**What is being asked:**
The records should be written out in full, with nothing altered.
══ Source material ══
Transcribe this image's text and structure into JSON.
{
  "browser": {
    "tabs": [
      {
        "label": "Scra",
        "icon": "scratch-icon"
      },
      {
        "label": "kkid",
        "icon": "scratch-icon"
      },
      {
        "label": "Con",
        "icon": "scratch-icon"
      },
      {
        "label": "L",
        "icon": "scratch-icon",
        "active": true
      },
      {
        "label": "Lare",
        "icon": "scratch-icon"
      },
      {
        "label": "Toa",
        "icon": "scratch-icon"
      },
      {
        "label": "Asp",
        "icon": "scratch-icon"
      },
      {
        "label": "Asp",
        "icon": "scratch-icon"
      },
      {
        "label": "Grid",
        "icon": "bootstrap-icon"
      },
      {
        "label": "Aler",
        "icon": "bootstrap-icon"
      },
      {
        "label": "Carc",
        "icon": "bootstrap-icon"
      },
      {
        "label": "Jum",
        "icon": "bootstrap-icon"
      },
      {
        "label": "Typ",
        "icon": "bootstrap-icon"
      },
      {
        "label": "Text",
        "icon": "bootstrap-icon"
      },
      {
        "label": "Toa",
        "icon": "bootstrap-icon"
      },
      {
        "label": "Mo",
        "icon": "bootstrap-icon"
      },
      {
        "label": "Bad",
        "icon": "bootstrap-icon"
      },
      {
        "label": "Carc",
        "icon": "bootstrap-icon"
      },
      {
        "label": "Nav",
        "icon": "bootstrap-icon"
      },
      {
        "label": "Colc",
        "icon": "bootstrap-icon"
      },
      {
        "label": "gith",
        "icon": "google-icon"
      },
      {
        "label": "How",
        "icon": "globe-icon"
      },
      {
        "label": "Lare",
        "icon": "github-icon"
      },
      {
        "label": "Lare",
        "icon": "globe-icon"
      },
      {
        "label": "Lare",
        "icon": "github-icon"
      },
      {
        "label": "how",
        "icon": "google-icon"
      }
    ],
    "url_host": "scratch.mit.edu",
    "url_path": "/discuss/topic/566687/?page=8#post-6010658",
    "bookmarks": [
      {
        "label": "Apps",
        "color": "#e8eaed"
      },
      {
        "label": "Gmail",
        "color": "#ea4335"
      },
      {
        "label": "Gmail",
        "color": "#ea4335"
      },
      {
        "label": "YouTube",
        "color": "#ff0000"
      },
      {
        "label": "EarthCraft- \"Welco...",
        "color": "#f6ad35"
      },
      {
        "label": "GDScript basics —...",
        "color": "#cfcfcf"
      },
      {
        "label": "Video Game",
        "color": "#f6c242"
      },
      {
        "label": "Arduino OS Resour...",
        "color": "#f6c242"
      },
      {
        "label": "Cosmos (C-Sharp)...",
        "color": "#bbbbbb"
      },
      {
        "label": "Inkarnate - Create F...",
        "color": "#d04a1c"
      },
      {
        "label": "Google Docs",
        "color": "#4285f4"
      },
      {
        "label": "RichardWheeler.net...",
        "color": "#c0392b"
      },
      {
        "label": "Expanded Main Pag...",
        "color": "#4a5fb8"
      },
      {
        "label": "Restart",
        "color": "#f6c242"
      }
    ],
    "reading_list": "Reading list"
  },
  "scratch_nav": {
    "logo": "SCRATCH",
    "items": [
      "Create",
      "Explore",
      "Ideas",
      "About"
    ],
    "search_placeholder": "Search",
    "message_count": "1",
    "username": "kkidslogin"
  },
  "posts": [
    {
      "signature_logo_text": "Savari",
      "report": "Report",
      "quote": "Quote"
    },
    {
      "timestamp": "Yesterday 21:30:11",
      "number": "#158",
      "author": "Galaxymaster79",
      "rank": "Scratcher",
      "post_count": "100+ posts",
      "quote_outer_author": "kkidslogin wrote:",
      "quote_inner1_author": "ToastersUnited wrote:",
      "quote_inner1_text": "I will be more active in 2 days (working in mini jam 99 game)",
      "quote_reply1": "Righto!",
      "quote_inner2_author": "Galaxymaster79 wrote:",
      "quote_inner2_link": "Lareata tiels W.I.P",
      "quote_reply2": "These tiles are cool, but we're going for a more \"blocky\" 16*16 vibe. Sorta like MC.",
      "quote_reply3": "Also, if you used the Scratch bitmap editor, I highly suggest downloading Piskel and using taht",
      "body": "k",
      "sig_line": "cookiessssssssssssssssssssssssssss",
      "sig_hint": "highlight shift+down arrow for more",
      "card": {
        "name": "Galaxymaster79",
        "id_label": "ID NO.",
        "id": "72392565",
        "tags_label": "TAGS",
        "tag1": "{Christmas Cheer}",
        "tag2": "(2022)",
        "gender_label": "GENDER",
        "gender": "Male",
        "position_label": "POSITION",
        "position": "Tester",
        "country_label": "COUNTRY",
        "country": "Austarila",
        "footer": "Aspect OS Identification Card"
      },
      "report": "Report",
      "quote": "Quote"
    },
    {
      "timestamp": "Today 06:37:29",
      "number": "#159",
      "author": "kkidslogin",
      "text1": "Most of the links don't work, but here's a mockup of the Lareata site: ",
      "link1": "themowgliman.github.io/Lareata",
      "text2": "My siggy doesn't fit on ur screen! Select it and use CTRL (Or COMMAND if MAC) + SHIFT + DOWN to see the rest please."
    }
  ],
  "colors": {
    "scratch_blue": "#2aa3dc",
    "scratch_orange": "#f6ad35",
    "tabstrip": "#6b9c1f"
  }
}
═══
**In response:**
Transcribe this image's text and structure into JSON.
{
  "browser": {
    "tabs": [
      {
        "label": "Scra",
        "icon": "scratch-icon"
      },
      {
        "label": "kkid",
        "icon": "scratch-icon"
      },
      {
        "label": "Con",
        "icon": "scratch-icon"
      },
      {
        "label": "L",
        "icon": "scratch-icon",
        "active": true
      },
      {
        "label": "Lare",
        "icon": "scratch-icon"
      },
      {
        "label": "Toa",
        "icon": "scratch-icon"
      },
      {
        "label": "Asp",
        "icon": "scratch-icon"
      },
      {
        "label": "Asp",
        "icon": "scratch-icon"
      },
      {
        "label": "Grid",
        "icon": "bootstrap-icon"
      },
      {
        "label": "Aler",
        "icon": "bootstrap-icon"
      },
      {
        "label": "Carc",
        "icon": "bootstrap-icon"
      },
      {
        "label": "Jum",
        "icon": "bootstrap-icon"
      },
      {
        "label": "Typ",
        "icon": "bootstrap-icon"
      },
      {
        "label": "Text",
        "icon": "bootstrap-icon"
      },
      {
        "label": "Toa",
        "icon": "bootstrap-icon"
      },
      {
        "label": "Mo",
        "icon": "bootstrap-icon"
      },
      {
        "label": "Bad",
        "icon": "bootstrap-icon"
      },
      {
        "label": "Carc",
        "icon": "bootstrap-icon"
      },
      {
        "label": "Nav",
        "icon": "bootstrap-icon"
      },
      {
        "label": "Colc",
        "icon": "bootstrap-icon"
      },
      {
        "label": "gith",
        "icon": "google-icon"
      },
      {
        "label": "How",
        "icon": "globe-icon"
      },
      {
        "label": "Lare",
        "icon": "github-icon"
      },
      {
        "label": "Lare",
        "icon": "globe-icon"
      },
      {
        "label": "Lare",
        "icon": "github-icon"
      },
      {
        "label": "how",
        "icon": "google-icon"
      }
    ],
    "url_host": "scratch.mit.edu",
    "url_path": "/discuss/topic/566687/?page=8#post-6010658",
    "bookmarks": [
      {
        "label": "Apps",
        "color": "#e8eaed"
      },
      {
        "label": "Gmail",
        "color": "#ea4335"
      },
      {
        "label": "Gmail",
        "color": "#ea4335"
      },
      {
        "label": "YouTube",
        "color": "#ff0000"
      },
      {
        "label": "EarthCraft- \"Welco...",
        "color": "#f6ad35"
      },
      {
        "label": "GDScript basics —...",
        "color": "#cfcfcf"
      },
      {
        "label": "Video Game",
        "color": "#f6c242"
      },
      {
        "label": "Arduino OS Resour...",
        "color": "#f6c242"
      },
      {
        "label": "Cosmos (C-Sharp)...",
        "color": "#bbbbbb"
      },
      {
        "label": "Inkarnate - Create F...",
        "color": "#d04a1c"
      },
      {
        "label": "Google Docs",
        "color": "#4285f4"
      },
      {
        "label": "RichardWheeler.net...",
        "color": "#c0392b"
      },
      {
        "label": "Expanded Main Pag...",
        "color": "#4a5fb8"
      },
      {
        "label": "Restart",
        "color": "#f6c242"
      }
    ],
    "reading_list": "Reading list"
  },
  "scratch_nav": {
    "logo": "SCRATCH",
    "items": [
      "Create",
      "Explore",
      "Ideas",
      "About"
    ],
    "search_placeholder": "Search",
    "message_count": "1",
    "username": "kkidslogin"
  },
  "posts": [
    {
      "signature_logo_text": "Savari",
      "report": "Report",
      "quote": "Quote"
    },
    {
      "timestamp": "Yesterday 21:30:11",
      "number": "#158",
      "author": "Galaxymaster79",
      "rank": "Scratcher",
      "post_count": "100+ posts",
      "quote_outer_author": "kkidslogin wrote:",
      "quote_inner1_author": "ToastersUnited wrote:",
      "quote_inner1_text": "I will be more active in 2 days (working in mini jam 99 game)",
      "quote_reply1": "Righto!",
      "quote_inner2_author": "Galaxymaster79 wrote:",
      "quote_inner2_link": "Lareata tiels W.I.P",
      "quote_reply2": "These tiles are cool, but we're going for a more \"blocky\" 16*16 vibe. Sorta like MC.",
      "quote_reply3": "Also, if you used the Scratch bitmap editor, I highly suggest downloading Piskel and using taht",
      "body": "k",
      "sig_line": "cookiessssssssssssssssssssssssssss",
      "sig_hint": "highlight shift+down arrow for more",
      "card": {
        "name": "Galaxymaster79",
        "id_label": "ID NO.",
        "id": "72392565",
        "tags_label": "TAGS",
        "tag1": "{Christmas Cheer}",
        "tag2": "(2022)",
        "gender_label": "GENDER",
        "gender": "Male",
        "position_label": "POSITION",
        "position": "Tester",
        "country_label": "COUNTRY",
        "country": "Austarila",
        "footer": "Aspect OS Identification Card"
      },
      "report": "Report",
      "quote": "Quote"
    },
    {
      "timestamp": "Today 06:37:29",
      "number": "#159",
      "author": "kkidslogin",
      "text1": "Most of the links don't work, but here's a mockup of the Lareata site: ",
      "link1": "themowgliman.github.io/Lareata",
      "text2": "My siggy doesn't fit on ur screen! Select it and use CTRL (Or COMMAND if MAC) + SHIFT + DOWN to see the rest please."
    }
  ],
  "colors": {
    "scratch_blue": "#2aa3dc",
    "scratch_orange": "#f6ad35",
    "tabstrip": "#6b9c1f"
  }
}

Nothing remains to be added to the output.